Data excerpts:

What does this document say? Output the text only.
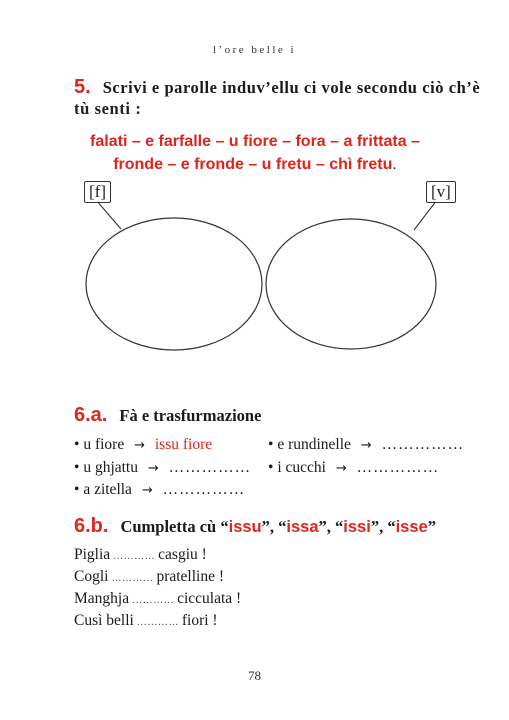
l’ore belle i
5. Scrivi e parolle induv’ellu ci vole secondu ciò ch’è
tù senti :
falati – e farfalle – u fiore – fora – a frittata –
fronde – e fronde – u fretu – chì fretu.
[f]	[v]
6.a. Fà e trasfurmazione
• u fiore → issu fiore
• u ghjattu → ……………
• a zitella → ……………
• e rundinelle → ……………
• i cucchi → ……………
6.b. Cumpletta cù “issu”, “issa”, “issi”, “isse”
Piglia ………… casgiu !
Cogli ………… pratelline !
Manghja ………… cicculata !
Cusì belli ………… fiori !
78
...
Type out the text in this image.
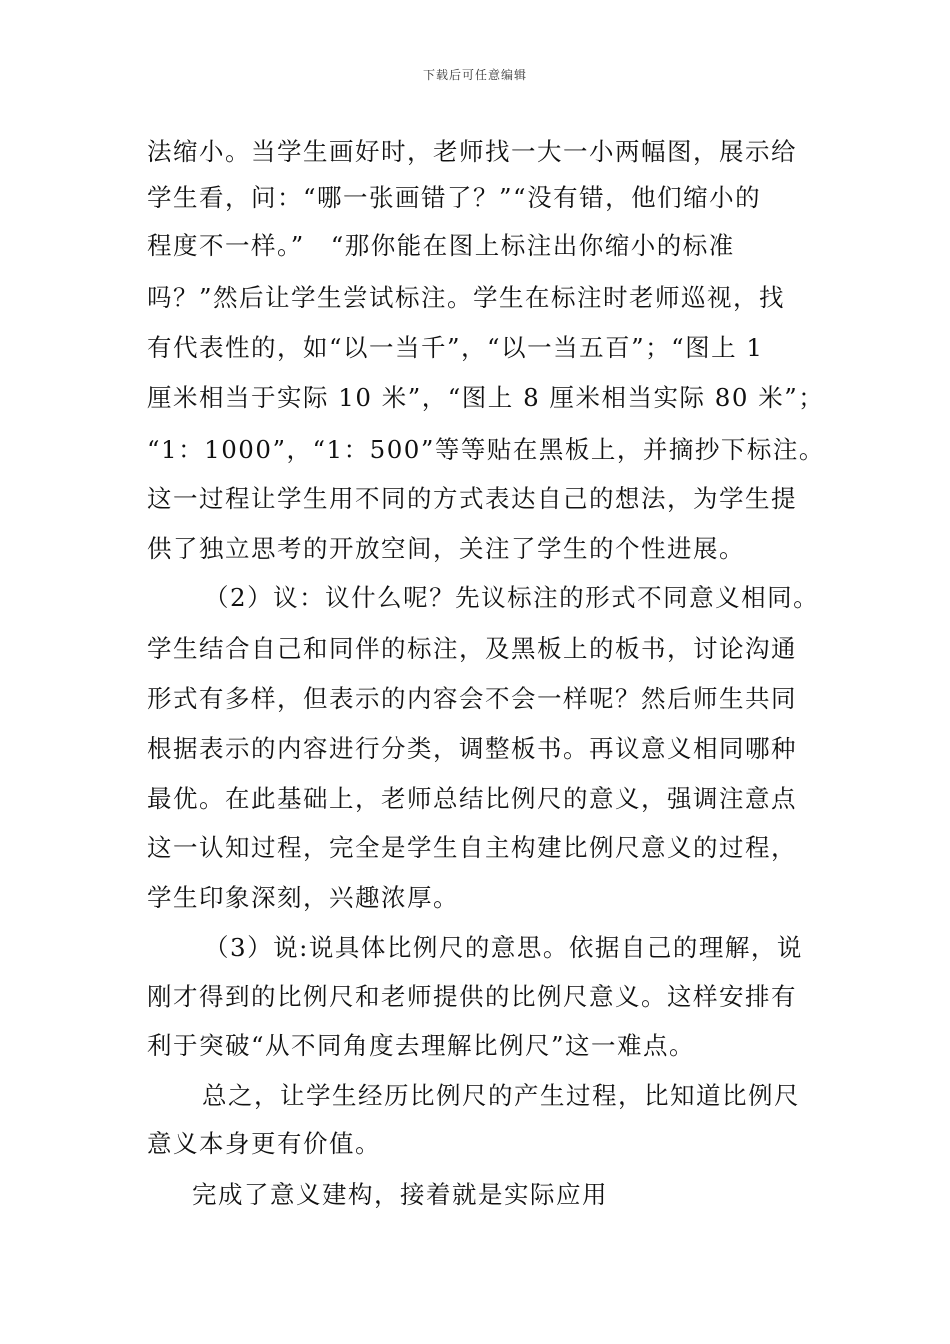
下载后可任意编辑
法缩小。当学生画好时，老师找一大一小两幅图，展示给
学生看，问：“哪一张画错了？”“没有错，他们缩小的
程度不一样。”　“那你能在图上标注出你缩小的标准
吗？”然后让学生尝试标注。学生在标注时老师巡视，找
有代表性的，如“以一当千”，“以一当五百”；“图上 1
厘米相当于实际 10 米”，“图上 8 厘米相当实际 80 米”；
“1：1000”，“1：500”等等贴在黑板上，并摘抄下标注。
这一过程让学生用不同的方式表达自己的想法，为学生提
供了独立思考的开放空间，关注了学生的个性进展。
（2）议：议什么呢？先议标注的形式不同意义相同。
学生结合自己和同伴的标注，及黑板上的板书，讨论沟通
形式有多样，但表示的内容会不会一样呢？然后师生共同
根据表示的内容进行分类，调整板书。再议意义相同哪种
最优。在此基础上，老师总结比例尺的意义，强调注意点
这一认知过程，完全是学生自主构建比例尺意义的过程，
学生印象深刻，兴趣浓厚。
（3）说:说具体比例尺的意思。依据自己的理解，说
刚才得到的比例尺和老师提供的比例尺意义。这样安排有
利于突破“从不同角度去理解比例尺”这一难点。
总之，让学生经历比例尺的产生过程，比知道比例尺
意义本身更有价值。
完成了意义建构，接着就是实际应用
--
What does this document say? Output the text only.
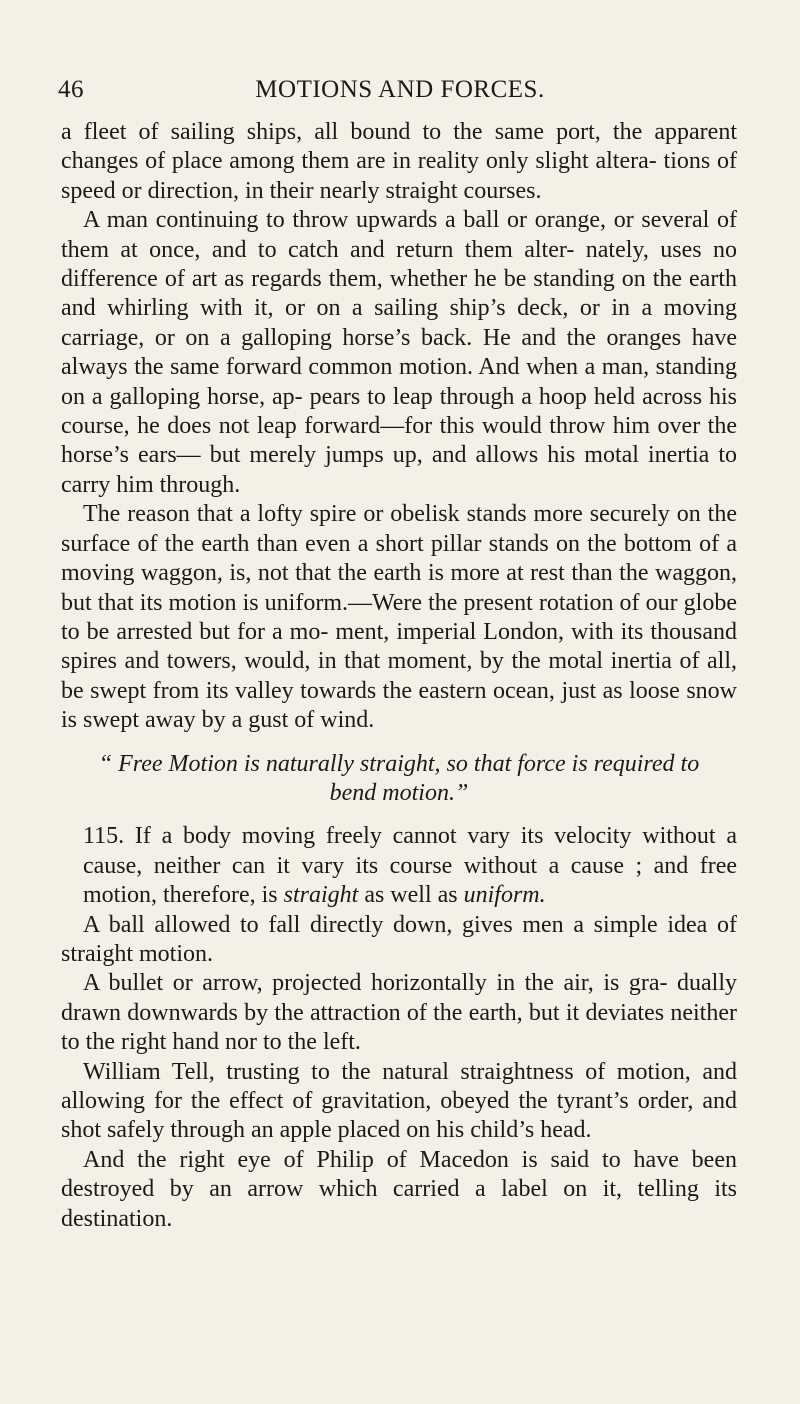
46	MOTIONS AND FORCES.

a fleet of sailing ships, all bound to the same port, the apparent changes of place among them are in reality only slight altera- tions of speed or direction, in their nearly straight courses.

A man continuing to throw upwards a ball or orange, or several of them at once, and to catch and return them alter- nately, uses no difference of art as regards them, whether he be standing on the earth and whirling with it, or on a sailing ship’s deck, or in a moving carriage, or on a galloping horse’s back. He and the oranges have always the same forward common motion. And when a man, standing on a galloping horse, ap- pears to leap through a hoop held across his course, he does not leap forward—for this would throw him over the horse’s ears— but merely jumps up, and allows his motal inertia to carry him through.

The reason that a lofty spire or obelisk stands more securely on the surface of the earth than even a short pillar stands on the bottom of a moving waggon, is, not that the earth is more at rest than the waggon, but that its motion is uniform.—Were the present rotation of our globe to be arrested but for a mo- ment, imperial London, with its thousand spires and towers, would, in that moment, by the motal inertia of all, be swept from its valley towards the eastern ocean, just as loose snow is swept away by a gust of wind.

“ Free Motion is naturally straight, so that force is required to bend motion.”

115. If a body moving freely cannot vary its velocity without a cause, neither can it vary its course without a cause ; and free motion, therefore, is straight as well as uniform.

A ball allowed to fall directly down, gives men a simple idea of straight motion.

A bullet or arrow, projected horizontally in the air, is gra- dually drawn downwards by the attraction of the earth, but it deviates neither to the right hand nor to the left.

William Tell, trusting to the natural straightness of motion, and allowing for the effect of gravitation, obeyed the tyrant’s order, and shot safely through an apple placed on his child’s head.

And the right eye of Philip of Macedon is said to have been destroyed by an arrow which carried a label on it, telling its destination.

• [Instructions for the task]: Reply with one number only: the count of lines in the entries that contain "neither".

• [Response to this exercise]: 2